Supplied records:

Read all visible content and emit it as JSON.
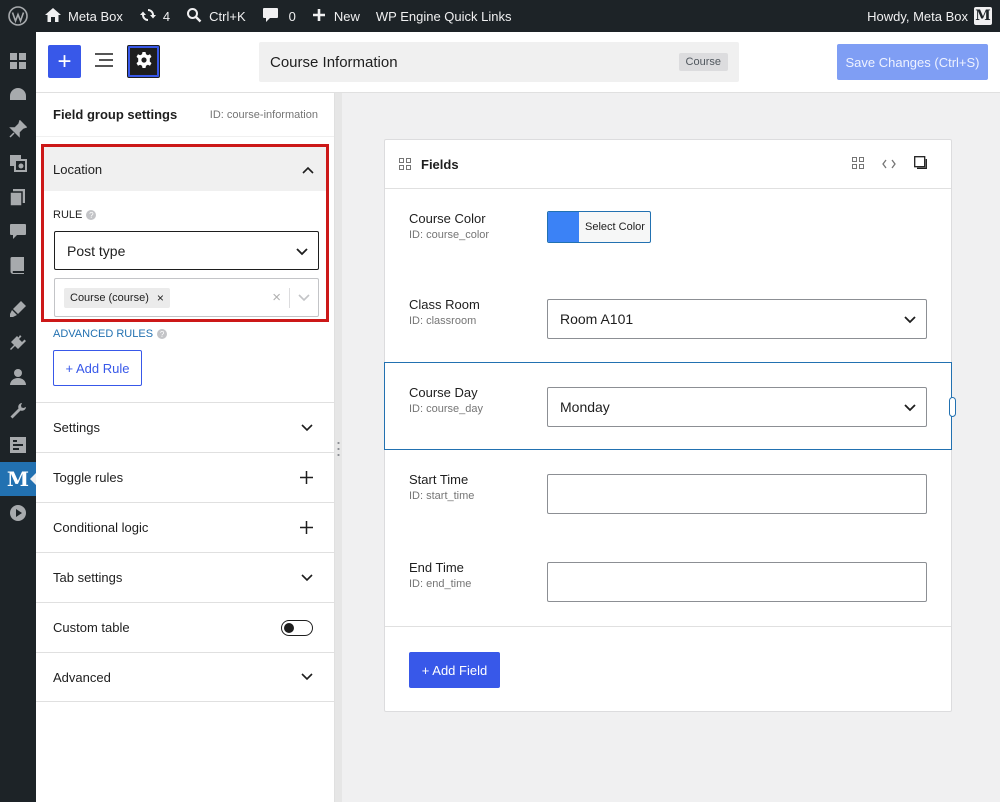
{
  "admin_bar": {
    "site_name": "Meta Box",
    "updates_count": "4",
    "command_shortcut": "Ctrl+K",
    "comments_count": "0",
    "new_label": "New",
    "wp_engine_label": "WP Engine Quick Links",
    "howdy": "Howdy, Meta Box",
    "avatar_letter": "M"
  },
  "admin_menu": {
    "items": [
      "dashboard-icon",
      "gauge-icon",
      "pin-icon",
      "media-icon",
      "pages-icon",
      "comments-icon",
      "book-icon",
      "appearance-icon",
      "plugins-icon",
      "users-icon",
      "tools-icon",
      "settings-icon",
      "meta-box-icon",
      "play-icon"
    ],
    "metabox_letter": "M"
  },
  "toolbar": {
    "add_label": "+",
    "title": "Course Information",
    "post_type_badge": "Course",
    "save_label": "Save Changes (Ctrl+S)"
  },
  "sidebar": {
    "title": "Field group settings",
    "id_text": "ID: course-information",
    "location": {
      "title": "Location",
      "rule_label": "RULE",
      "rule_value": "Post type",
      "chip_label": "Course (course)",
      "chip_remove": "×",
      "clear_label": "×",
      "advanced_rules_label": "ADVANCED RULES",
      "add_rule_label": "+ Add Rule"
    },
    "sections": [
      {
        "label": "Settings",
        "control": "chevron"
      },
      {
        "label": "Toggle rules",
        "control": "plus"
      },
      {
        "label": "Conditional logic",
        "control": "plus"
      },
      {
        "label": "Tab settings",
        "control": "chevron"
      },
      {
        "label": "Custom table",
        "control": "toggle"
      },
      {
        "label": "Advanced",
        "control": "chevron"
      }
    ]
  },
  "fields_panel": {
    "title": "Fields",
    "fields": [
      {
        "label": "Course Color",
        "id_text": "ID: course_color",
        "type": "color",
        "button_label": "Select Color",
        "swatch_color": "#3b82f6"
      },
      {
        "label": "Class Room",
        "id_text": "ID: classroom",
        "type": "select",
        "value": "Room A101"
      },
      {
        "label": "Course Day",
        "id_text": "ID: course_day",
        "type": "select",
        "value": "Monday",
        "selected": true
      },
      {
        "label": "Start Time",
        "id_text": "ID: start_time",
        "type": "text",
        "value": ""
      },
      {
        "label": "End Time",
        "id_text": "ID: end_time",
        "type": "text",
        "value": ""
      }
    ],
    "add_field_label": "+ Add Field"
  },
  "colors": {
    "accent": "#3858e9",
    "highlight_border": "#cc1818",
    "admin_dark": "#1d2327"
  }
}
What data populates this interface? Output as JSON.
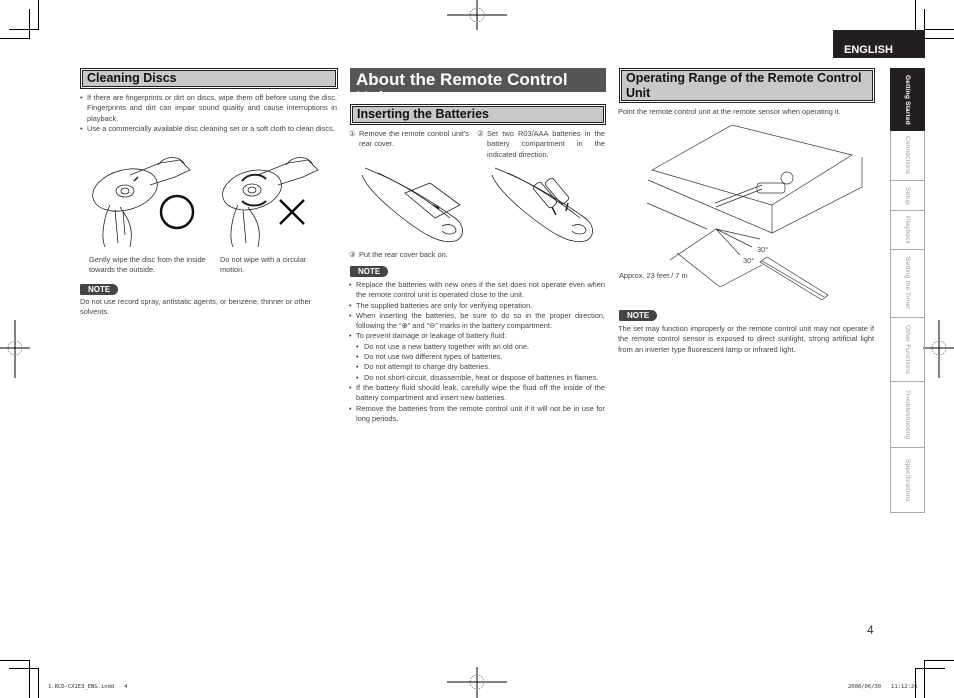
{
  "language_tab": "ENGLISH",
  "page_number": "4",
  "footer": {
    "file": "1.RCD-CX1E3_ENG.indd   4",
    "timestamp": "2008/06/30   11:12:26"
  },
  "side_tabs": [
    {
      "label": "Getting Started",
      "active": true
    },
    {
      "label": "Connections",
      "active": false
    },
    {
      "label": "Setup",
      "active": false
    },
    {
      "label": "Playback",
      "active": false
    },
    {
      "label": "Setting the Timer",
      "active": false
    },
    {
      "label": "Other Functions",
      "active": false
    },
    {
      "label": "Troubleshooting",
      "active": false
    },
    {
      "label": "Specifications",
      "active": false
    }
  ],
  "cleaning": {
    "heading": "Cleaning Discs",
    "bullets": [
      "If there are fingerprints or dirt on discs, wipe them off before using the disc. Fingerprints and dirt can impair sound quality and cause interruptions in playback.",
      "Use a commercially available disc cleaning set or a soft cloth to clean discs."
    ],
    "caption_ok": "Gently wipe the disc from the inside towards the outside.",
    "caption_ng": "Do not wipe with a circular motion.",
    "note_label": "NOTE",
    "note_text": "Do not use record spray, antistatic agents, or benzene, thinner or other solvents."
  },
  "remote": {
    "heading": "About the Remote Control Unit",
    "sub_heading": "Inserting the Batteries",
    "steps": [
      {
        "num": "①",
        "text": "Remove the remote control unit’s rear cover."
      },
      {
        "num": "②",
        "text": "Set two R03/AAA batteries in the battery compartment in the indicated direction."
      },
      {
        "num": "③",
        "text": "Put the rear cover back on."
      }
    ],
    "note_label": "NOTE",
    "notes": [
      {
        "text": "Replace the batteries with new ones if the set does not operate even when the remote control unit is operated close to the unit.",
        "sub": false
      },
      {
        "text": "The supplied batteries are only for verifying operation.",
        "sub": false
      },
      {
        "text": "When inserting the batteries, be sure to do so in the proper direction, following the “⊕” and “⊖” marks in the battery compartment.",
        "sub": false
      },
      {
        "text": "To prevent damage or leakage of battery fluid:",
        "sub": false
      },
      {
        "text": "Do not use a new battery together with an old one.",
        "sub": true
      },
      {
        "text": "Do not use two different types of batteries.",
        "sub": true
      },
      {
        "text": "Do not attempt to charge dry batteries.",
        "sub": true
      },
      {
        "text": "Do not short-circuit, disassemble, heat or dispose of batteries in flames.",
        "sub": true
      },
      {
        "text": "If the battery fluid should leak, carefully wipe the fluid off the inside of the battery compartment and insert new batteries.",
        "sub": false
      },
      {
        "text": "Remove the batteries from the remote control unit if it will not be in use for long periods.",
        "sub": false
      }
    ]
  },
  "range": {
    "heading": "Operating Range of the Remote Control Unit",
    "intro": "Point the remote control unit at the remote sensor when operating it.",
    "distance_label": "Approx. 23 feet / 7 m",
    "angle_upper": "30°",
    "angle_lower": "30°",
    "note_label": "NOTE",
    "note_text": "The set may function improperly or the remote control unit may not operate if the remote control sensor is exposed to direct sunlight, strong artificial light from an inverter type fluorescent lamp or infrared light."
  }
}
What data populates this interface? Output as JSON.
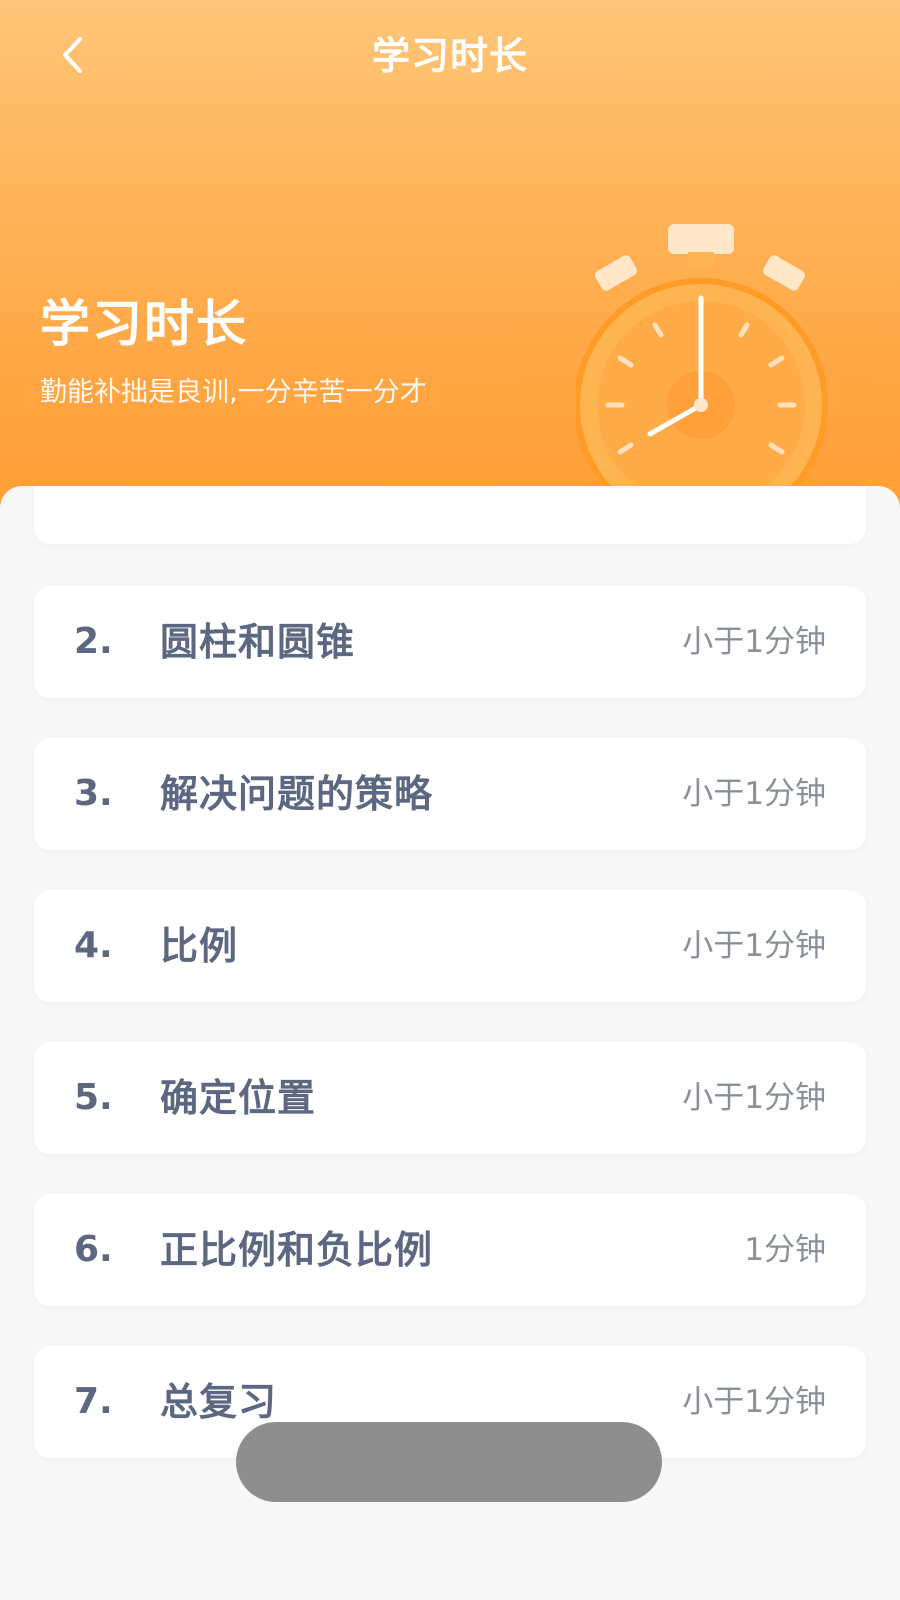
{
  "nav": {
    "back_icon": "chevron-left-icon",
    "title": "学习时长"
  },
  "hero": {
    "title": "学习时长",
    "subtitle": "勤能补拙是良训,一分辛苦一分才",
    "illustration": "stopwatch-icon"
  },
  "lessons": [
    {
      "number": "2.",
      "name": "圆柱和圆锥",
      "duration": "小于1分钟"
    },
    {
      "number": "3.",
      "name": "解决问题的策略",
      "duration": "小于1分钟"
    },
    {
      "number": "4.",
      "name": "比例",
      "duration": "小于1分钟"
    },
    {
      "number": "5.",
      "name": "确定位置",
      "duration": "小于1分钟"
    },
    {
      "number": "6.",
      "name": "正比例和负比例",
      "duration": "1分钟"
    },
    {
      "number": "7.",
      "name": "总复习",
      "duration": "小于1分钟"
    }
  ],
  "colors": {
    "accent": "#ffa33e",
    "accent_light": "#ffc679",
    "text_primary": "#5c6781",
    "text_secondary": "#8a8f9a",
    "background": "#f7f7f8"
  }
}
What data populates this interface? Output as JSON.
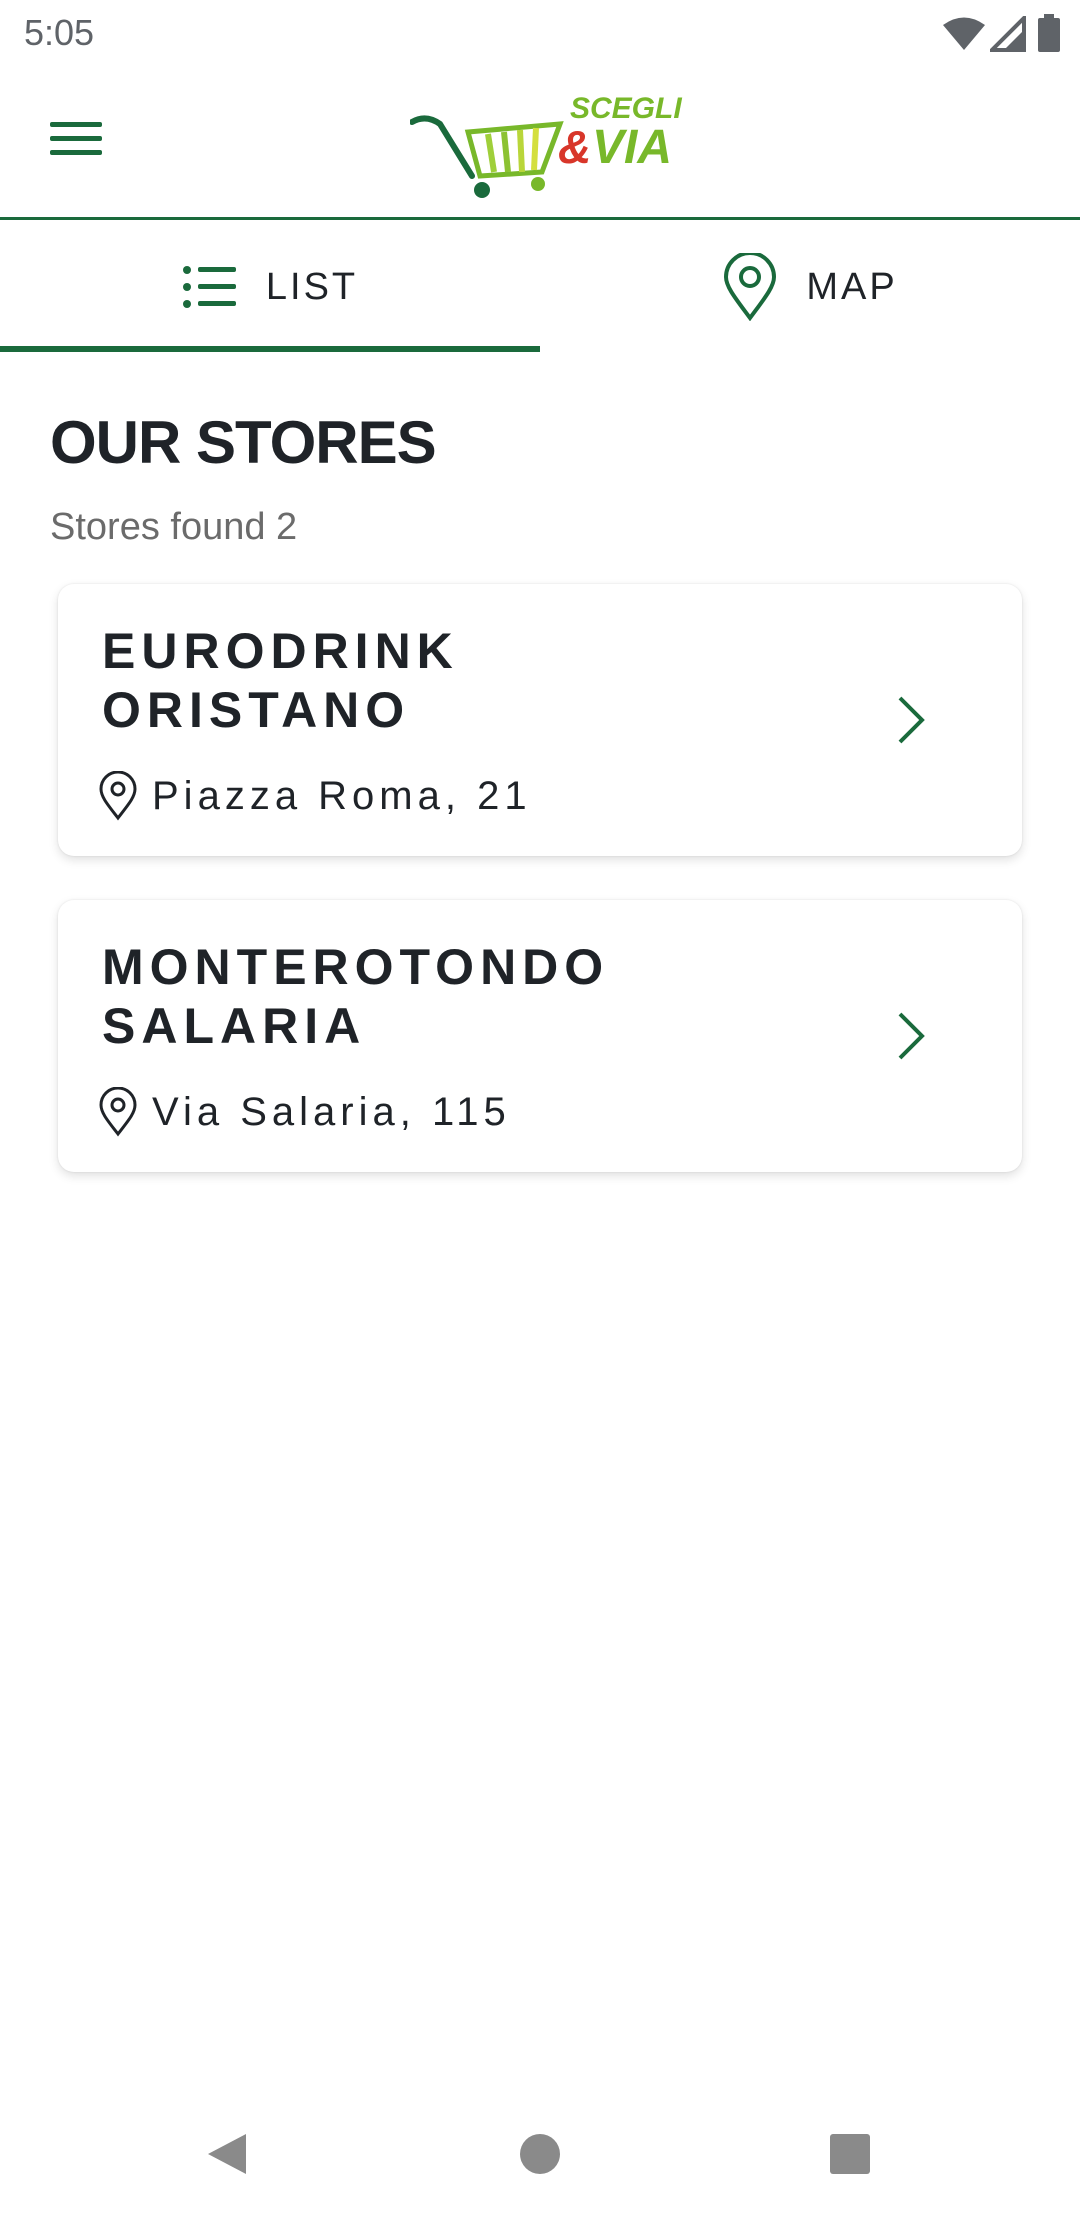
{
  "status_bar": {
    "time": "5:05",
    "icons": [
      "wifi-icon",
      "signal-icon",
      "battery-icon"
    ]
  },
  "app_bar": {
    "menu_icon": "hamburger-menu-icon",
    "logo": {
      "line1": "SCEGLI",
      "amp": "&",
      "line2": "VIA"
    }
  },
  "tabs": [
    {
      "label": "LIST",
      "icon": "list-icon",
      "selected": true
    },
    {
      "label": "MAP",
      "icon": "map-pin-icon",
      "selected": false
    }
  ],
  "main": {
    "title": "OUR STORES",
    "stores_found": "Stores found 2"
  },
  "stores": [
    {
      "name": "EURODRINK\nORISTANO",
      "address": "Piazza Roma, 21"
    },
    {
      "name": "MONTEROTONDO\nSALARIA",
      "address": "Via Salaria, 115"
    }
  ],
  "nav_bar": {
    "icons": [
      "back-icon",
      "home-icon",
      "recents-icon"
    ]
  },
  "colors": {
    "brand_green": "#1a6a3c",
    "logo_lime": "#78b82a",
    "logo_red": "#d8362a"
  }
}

Given instruction:
Report how many lines in the data contain the word "inside", with no words besides the number.

Response:
2